JOB:
State how many lines in the entries below contain the word "Fellowship". Reply with the number alone.
++++ RECORDS PROVIDED ++++
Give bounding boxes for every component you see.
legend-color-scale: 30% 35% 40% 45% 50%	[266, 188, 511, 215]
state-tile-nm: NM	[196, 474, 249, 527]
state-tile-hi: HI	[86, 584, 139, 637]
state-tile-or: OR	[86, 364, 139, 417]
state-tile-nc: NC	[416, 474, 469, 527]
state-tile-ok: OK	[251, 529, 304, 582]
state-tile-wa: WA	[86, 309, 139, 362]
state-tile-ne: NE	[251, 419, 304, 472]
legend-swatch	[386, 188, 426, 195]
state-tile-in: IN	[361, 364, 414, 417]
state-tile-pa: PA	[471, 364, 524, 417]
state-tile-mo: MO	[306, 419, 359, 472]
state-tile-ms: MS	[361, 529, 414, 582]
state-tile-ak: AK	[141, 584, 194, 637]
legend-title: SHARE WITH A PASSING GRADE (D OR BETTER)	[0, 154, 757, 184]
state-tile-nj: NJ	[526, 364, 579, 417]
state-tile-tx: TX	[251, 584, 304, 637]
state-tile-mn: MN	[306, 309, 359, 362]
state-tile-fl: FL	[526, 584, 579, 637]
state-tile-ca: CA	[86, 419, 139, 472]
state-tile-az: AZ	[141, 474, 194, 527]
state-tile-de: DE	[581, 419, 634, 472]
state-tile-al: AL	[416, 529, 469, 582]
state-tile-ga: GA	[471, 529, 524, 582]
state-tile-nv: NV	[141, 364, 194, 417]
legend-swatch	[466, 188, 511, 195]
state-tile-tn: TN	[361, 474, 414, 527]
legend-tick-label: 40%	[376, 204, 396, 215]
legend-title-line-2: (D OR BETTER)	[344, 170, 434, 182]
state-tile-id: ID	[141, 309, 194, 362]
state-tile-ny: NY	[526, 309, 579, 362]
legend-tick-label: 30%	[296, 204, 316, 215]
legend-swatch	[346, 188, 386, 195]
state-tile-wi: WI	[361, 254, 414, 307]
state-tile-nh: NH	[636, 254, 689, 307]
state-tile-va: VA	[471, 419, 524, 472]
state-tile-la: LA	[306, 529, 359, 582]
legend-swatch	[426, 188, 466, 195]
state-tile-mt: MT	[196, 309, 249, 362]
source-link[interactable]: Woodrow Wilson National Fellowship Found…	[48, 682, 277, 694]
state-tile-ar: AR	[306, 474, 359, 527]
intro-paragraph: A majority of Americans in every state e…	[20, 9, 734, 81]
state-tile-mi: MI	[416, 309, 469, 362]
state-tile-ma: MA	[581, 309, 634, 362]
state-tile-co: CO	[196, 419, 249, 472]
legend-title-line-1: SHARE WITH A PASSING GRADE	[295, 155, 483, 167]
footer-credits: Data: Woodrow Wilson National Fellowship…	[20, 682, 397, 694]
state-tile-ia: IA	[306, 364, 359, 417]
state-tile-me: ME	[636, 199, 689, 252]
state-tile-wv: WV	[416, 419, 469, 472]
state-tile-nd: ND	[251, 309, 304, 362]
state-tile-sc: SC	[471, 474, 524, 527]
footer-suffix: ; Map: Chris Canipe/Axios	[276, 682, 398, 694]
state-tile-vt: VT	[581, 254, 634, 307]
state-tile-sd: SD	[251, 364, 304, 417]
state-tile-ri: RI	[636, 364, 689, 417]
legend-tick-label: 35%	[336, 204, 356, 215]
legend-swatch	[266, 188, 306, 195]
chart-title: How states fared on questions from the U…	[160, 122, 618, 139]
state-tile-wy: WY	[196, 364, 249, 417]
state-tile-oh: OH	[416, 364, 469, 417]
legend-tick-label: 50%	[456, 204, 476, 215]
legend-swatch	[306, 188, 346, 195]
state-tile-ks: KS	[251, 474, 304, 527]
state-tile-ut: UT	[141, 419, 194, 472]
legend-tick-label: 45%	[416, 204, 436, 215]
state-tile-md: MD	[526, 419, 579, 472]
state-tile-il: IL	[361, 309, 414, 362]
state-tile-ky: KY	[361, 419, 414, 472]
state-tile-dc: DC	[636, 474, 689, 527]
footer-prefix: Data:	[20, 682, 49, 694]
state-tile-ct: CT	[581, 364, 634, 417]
++++
OUTPUT BELOW:
2